● **GOAL**: Print the part of the listing that opens with the line containing "embedding-point xyxy=(78,215,82,219)" and closes with the line containing "embedding-point xyxy=(406,115,410,118)", both of those lines included, exactly as they stand.

Layout element annotations
# # # # #
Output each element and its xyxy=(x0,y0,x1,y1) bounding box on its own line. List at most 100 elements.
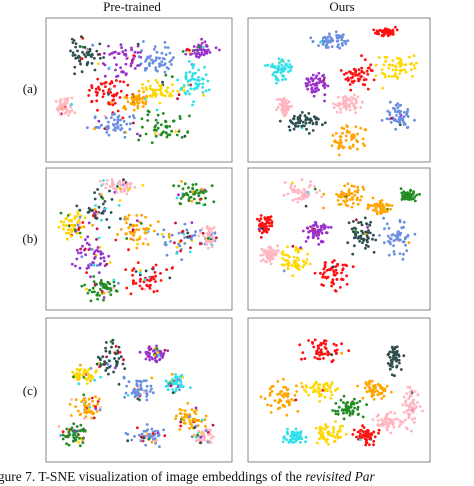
embedding-point xyxy=(78,215,82,219)
embedding-point xyxy=(186,235,189,239)
embedding-point xyxy=(188,427,191,430)
embedding-point xyxy=(387,226,391,230)
embedding-point xyxy=(117,345,121,349)
embedding-point xyxy=(343,263,347,267)
embedding-point xyxy=(364,382,368,386)
embedding-point xyxy=(81,244,84,248)
embedding-point xyxy=(177,93,181,96)
embedding-point xyxy=(88,262,92,266)
embedding-point xyxy=(406,115,410,118)
embedding-point xyxy=(286,427,289,431)
embedding-point xyxy=(72,375,75,379)
embedding-point xyxy=(96,291,100,295)
embedding-point xyxy=(148,87,152,90)
embedding-point xyxy=(147,347,151,351)
embedding-point xyxy=(197,51,201,55)
embedding-point xyxy=(318,353,322,357)
embedding-point xyxy=(362,76,366,79)
embedding-point xyxy=(164,384,168,388)
embedding-point xyxy=(77,219,81,222)
embedding-point xyxy=(369,436,372,440)
embedding-point xyxy=(138,271,142,274)
embedding-point xyxy=(201,77,205,81)
embedding-point xyxy=(119,123,123,127)
embedding-point xyxy=(132,121,135,125)
embedding-point xyxy=(316,386,320,390)
embedding-point xyxy=(167,67,170,71)
embedding-point xyxy=(287,100,291,104)
embedding-point xyxy=(145,384,149,388)
embedding-point xyxy=(325,276,328,280)
embedding-point xyxy=(364,246,367,250)
embedding-point xyxy=(392,244,395,248)
embedding-point xyxy=(385,384,389,388)
embedding-point xyxy=(99,358,102,362)
embedding-point xyxy=(336,430,340,433)
embedding-point xyxy=(59,434,63,437)
embedding-point xyxy=(322,192,326,196)
embedding-point xyxy=(314,87,317,90)
embedding-point xyxy=(295,263,299,267)
embedding-point xyxy=(161,93,165,97)
embedding-point xyxy=(367,432,370,436)
embedding-point xyxy=(98,408,102,412)
embedding-point xyxy=(404,243,407,247)
embedding-point xyxy=(208,51,212,54)
embedding-point xyxy=(83,407,87,411)
embedding-point xyxy=(387,352,391,356)
embedding-point xyxy=(175,245,179,249)
embedding-point xyxy=(345,406,348,410)
embedding-point xyxy=(287,125,291,129)
embedding-point xyxy=(318,437,321,441)
embedding-point xyxy=(102,296,106,299)
embedding-point xyxy=(82,398,85,402)
embedding-point xyxy=(105,218,109,221)
embedding-point xyxy=(319,40,322,44)
embedding-point xyxy=(387,66,391,70)
embedding-point xyxy=(342,199,346,203)
embedding-point xyxy=(149,84,152,88)
embedding-point xyxy=(99,279,103,282)
embedding-point xyxy=(207,88,211,92)
embedding-point xyxy=(79,368,83,371)
embedding-point xyxy=(386,210,389,213)
embedding-point xyxy=(209,231,213,235)
embedding-point xyxy=(124,62,128,66)
embedding-point xyxy=(188,196,191,200)
embedding-point xyxy=(129,62,133,65)
embedding-point xyxy=(282,253,285,256)
embedding-point xyxy=(73,53,77,57)
embedding-point xyxy=(202,436,206,439)
embedding-point xyxy=(403,110,406,114)
embedding-point xyxy=(90,100,94,104)
embedding-point xyxy=(351,252,355,256)
embedding-point xyxy=(122,70,126,74)
embedding-point xyxy=(380,68,384,71)
embedding-point xyxy=(157,88,161,92)
embedding-point xyxy=(186,401,190,405)
embedding-point xyxy=(119,66,122,70)
embedding-point xyxy=(73,111,77,115)
embedding-point xyxy=(303,388,306,392)
embedding-point xyxy=(280,63,284,67)
embedding-point xyxy=(108,359,111,363)
embedding-point xyxy=(338,427,342,431)
embedding-point xyxy=(152,290,156,294)
embedding-point xyxy=(114,359,118,363)
embedding-point xyxy=(362,426,366,429)
embedding-point xyxy=(413,118,416,122)
embedding-point xyxy=(91,399,94,403)
embedding-point xyxy=(185,228,189,232)
embedding-point xyxy=(305,226,309,230)
embedding-point xyxy=(79,235,83,239)
embedding-point xyxy=(405,113,408,117)
embedding-point xyxy=(188,114,191,118)
embedding-point xyxy=(145,94,149,98)
embedding-point xyxy=(273,399,277,403)
embedding-point xyxy=(381,209,384,213)
embedding-point xyxy=(176,78,180,82)
embedding-point xyxy=(212,200,216,204)
embedding-point xyxy=(397,62,400,66)
embedding-point xyxy=(74,429,77,433)
embedding-point xyxy=(124,52,128,56)
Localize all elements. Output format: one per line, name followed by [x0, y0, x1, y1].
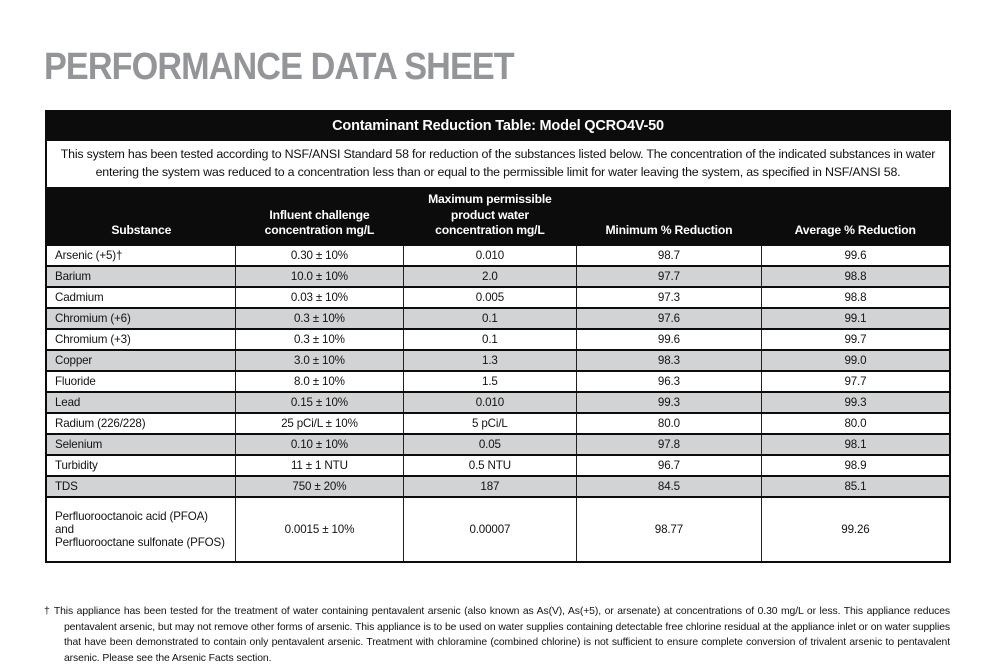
min-reduction-cell: 80.0: [575, 412, 762, 435]
influent-cell: 0.03 ± 10%: [235, 286, 404, 309]
page-title: PERFORMANCE DATA SHEET: [44, 46, 515, 88]
column-header-influent: Influent challenge concentration mg/L: [235, 187, 404, 246]
avg-reduction-cell: 99.26: [760, 496, 949, 562]
table-row: Perfluorooctanoic acid (PFOA) and Perflu…: [47, 496, 949, 562]
max-product-cell: 0.05: [402, 433, 577, 456]
min-reduction-cell: 96.3: [575, 370, 762, 393]
avg-reduction-cell: 99.6: [760, 244, 949, 267]
table-row: Arsenic (+5)† 0.30 ± 10% 0.010 98.7 99.6: [47, 244, 949, 267]
min-reduction-cell: 97.3: [575, 286, 762, 309]
substance-cell: Fluoride: [47, 370, 236, 393]
table-row: TDS 750 ± 20% 187 84.5 85.1: [47, 475, 949, 498]
avg-reduction-cell: 85.1: [760, 475, 949, 498]
min-reduction-cell: 98.77: [575, 496, 762, 562]
influent-cell: 3.0 ± 10%: [235, 349, 404, 372]
avg-reduction-cell: 99.1: [760, 307, 949, 330]
avg-reduction-cell: 99.3: [760, 391, 949, 414]
substance-cell: Copper: [47, 349, 236, 372]
max-product-cell: 1.5: [402, 370, 577, 393]
table-row: Cadmium 0.03 ± 10% 0.005 97.3 98.8: [47, 286, 949, 309]
min-reduction-cell: 99.6: [575, 328, 762, 351]
min-reduction-cell: 97.8: [575, 433, 762, 456]
influent-cell: 0.3 ± 10%: [235, 328, 404, 351]
column-header-avg-reduction: Average % Reduction: [761, 187, 949, 246]
substance-cell: Turbidity: [47, 454, 236, 477]
avg-reduction-cell: 99.0: [760, 349, 949, 372]
influent-cell: 8.0 ± 10%: [235, 370, 404, 393]
avg-reduction-cell: 98.1: [760, 433, 949, 456]
influent-cell: 11 ± 1 NTU: [235, 454, 404, 477]
contaminant-table: Substance Influent challenge concentrati…: [47, 187, 949, 562]
min-reduction-cell: 84.5: [575, 475, 762, 498]
influent-cell: 0.30 ± 10%: [235, 244, 404, 267]
max-product-cell: 0.1: [402, 328, 577, 351]
table-row: Barium 10.0 ± 10% 2.0 97.7 98.8: [47, 265, 949, 288]
substance-cell: Arsenic (+5)†: [47, 244, 236, 267]
min-reduction-cell: 98.3: [575, 349, 762, 372]
table-row: Radium (226/228) 25 pCi/L ± 10% 5 pCi/L …: [47, 412, 949, 435]
influent-cell: 0.10 ± 10%: [235, 433, 404, 456]
influent-cell: 0.0015 ± 10%: [235, 496, 404, 562]
max-product-cell: 0.1: [402, 307, 577, 330]
influent-cell: 25 pCi/L ± 10%: [235, 412, 404, 435]
table-row: Lead 0.15 ± 10% 0.010 99.3 99.3: [47, 391, 949, 414]
avg-reduction-cell: 98.8: [760, 286, 949, 309]
table-row: Chromium (+6) 0.3 ± 10% 0.1 97.6 99.1: [47, 307, 949, 330]
substance-cell: Lead: [47, 391, 236, 414]
substance-cell: TDS: [47, 475, 236, 498]
max-product-cell: 0.5 NTU: [402, 454, 577, 477]
substance-cell: Chromium (+6): [47, 307, 236, 330]
max-product-cell: 0.005: [402, 286, 577, 309]
column-header-substance: Substance: [47, 187, 236, 246]
table-row: Fluoride 8.0 ± 10% 1.5 96.3 97.7: [47, 370, 949, 393]
substance-cell: Selenium: [47, 433, 236, 456]
substance-cell: Chromium (+3): [47, 328, 236, 351]
column-header-max-product: Maximum permissible product water concen…: [403, 187, 577, 246]
table-row: Selenium 0.10 ± 10% 0.05 97.8 98.1: [47, 433, 949, 456]
table-header-row: Substance Influent challenge concentrati…: [47, 187, 949, 246]
contaminant-reduction-sheet: Contaminant Reduction Table: Model QCRO4…: [45, 110, 951, 564]
max-product-cell: 0.010: [402, 244, 577, 267]
min-reduction-cell: 97.6: [575, 307, 762, 330]
max-product-cell: 1.3: [402, 349, 577, 372]
avg-reduction-cell: 80.0: [760, 412, 949, 435]
max-product-cell: 187: [402, 475, 577, 498]
substance-cell: Barium: [47, 265, 236, 288]
min-reduction-cell: 98.7: [575, 244, 762, 267]
max-product-cell: 5 pCi/L: [402, 412, 577, 435]
substance-cell: Radium (226/228): [47, 412, 236, 435]
influent-cell: 10.0 ± 10%: [235, 265, 404, 288]
avg-reduction-cell: 98.9: [760, 454, 949, 477]
avg-reduction-cell: 99.7: [760, 328, 949, 351]
avg-reduction-cell: 97.7: [760, 370, 949, 393]
max-product-cell: 2.0: [402, 265, 577, 288]
table-row: Turbidity 11 ± 1 NTU 0.5 NTU 96.7 98.9: [47, 454, 949, 477]
arsenic-footnote: † This appliance has been tested for the…: [44, 606, 950, 664]
min-reduction-cell: 97.7: [575, 265, 762, 288]
table-title-bar: Contaminant Reduction Table: Model QCRO4…: [47, 112, 949, 141]
influent-cell: 0.15 ± 10%: [235, 391, 404, 414]
substance-cell: Perfluorooctanoic acid (PFOA) and Perflu…: [47, 496, 236, 562]
substance-cell: Cadmium: [47, 286, 236, 309]
table-description: This system has been tested according to…: [47, 141, 949, 188]
table-row: Chromium (+3) 0.3 ± 10% 0.1 99.6 99.7: [47, 328, 949, 351]
min-reduction-cell: 99.3: [575, 391, 762, 414]
max-product-cell: 0.010: [402, 391, 577, 414]
min-reduction-cell: 96.7: [575, 454, 762, 477]
max-product-cell: 0.00007: [402, 496, 577, 562]
influent-cell: 0.3 ± 10%: [235, 307, 404, 330]
influent-cell: 750 ± 20%: [235, 475, 404, 498]
table-row: Copper 3.0 ± 10% 1.3 98.3 99.0: [47, 349, 949, 372]
avg-reduction-cell: 98.8: [760, 265, 949, 288]
column-header-min-reduction: Minimum % Reduction: [576, 187, 762, 246]
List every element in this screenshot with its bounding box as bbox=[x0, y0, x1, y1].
# # # # #
● **TASK RESULT**:
embedding-point xyxy=(78,215,82,219)
embedding-point xyxy=(186,235,189,239)
embedding-point xyxy=(188,427,191,430)
embedding-point xyxy=(387,226,391,230)
embedding-point xyxy=(117,345,121,349)
embedding-point xyxy=(343,263,347,267)
embedding-point xyxy=(364,382,368,386)
embedding-point xyxy=(81,244,84,248)
embedding-point xyxy=(177,93,181,96)
embedding-point xyxy=(88,262,92,266)
embedding-point xyxy=(406,115,410,118)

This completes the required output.